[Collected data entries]
━━━━━━━━━━━━━━━━━━━━━━━━━━━━━━
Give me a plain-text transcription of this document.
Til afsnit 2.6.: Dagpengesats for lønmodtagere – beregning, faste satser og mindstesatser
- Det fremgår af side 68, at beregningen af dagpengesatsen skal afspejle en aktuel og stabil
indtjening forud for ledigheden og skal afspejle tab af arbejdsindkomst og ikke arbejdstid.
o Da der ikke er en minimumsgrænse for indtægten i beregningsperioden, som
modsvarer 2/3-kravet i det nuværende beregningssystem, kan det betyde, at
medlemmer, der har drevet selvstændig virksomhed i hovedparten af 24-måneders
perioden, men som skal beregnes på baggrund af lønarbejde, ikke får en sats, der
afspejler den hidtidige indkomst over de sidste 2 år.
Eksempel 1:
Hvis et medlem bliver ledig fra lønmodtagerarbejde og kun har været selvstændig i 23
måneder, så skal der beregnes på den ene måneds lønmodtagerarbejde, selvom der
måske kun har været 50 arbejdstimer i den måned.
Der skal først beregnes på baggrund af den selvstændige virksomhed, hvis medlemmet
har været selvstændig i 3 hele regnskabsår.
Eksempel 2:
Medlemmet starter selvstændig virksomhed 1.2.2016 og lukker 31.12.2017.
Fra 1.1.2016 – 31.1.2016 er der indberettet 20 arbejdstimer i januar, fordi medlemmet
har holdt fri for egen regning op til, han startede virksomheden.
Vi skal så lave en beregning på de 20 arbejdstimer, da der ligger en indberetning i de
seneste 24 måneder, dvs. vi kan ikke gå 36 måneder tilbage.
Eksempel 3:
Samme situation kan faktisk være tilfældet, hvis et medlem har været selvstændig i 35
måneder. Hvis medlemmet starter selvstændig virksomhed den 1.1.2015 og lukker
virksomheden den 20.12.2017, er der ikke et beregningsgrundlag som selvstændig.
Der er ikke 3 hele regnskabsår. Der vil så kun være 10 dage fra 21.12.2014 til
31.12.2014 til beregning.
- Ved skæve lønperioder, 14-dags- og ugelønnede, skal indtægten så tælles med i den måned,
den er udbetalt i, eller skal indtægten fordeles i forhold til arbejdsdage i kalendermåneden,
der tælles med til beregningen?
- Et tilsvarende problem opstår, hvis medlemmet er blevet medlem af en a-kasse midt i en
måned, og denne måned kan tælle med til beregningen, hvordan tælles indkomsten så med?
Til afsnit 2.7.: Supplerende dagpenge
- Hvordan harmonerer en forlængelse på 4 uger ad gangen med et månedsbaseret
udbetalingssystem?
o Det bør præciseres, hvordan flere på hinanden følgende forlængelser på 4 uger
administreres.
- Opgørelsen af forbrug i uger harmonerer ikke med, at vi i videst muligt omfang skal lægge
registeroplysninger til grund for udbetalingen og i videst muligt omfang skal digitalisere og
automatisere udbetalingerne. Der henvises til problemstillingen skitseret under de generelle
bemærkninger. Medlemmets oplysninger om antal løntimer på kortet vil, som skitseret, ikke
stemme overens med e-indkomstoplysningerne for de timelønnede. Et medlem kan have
━━━━━━━━━━━━━━━━━━━━━━━━━━━━━━
What is expected:
Reproduce every line of the data verbatim.

Finished task:
Give me a plain-text transcription of this document.
Til afsnit 2.6.: Dagpengesats for lønmodtagere – beregning, faste satser og mindstesatser
- Det fremgår af side 68, at beregningen af dagpengesatsen skal afspejle en aktuel og stabil
indtjening forud for ledigheden og skal afspejle tab af arbejdsindkomst og ikke arbejdstid.
o Da der ikke er en minimumsgrænse for indtægten i beregningsperioden, som
modsvarer 2/3-kravet i det nuværende beregningssystem, kan det betyde, at
medlemmer, der har drevet selvstændig virksomhed i hovedparten af 24-måneders
perioden, men som skal beregnes på baggrund af lønarbejde, ikke får en sats, der
afspejler den hidtidige indkomst over de sidste 2 år.
Eksempel 1:
Hvis et medlem bliver ledig fra lønmodtagerarbejde og kun har været selvstændig i 23
måneder, så skal der beregnes på den ene måneds lønmodtagerarbejde, selvom der
måske kun har været 50 arbejdstimer i den måned.
Der skal først beregnes på baggrund af den selvstændige virksomhed, hvis medlemmet
har været selvstændig i 3 hele regnskabsår.
Eksempel 2:
Medlemmet starter selvstændig virksomhed 1.2.2016 og lukker 31.12.2017.
Fra 1.1.2016 – 31.1.2016 er der indberettet 20 arbejdstimer i januar, fordi medlemmet
har holdt fri for egen regning op til, han startede virksomheden.
Vi skal så lave en beregning på de 20 arbejdstimer, da der ligger en indberetning i de
seneste 24 måneder, dvs. vi kan ikke gå 36 måneder tilbage.
Eksempel 3:
Samme situation kan faktisk være tilfældet, hvis et medlem har været selvstændig i 35
måneder. Hvis medlemmet starter selvstændig virksomhed den 1.1.2015 og lukker
virksomheden den 20.12.2017, er der ikke et beregningsgrundlag som selvstændig.
Der er ikke 3 hele regnskabsår. Der vil så kun være 10 dage fra 21.12.2014 til
31.12.2014 til beregning.
- Ved skæve lønperioder, 14-dags- og ugelønnede, skal indtægten så tælles med i den måned,
den er udbetalt i, eller skal indtægten fordeles i forhold til arbejdsdage i kalendermåneden,
der tælles med til beregningen?
- Et tilsvarende problem opstår, hvis medlemmet er blevet medlem af en a-kasse midt i en
måned, og denne måned kan tælle med til beregningen, hvordan tælles indkomsten så med?
Til afsnit 2.7.: Supplerende dagpenge
- Hvordan harmonerer en forlængelse på 4 uger ad gangen med et månedsbaseret
udbetalingssystem?
o Det bør præciseres, hvordan flere på hinanden følgende forlængelser på 4 uger
administreres.
- Opgørelsen af forbrug i uger harmonerer ikke med, at vi i videst muligt omfang skal lægge
registeroplysninger til grund for udbetalingen og i videst muligt omfang skal digitalisere og
automatisere udbetalingerne. Der henvises til problemstillingen skitseret under de generelle
bemærkninger. Medlemmets oplysninger om antal løntimer på kortet vil, som skitseret, ikke
stemme overens med e-indkomstoplysningerne for de timelønnede. Et medlem kan have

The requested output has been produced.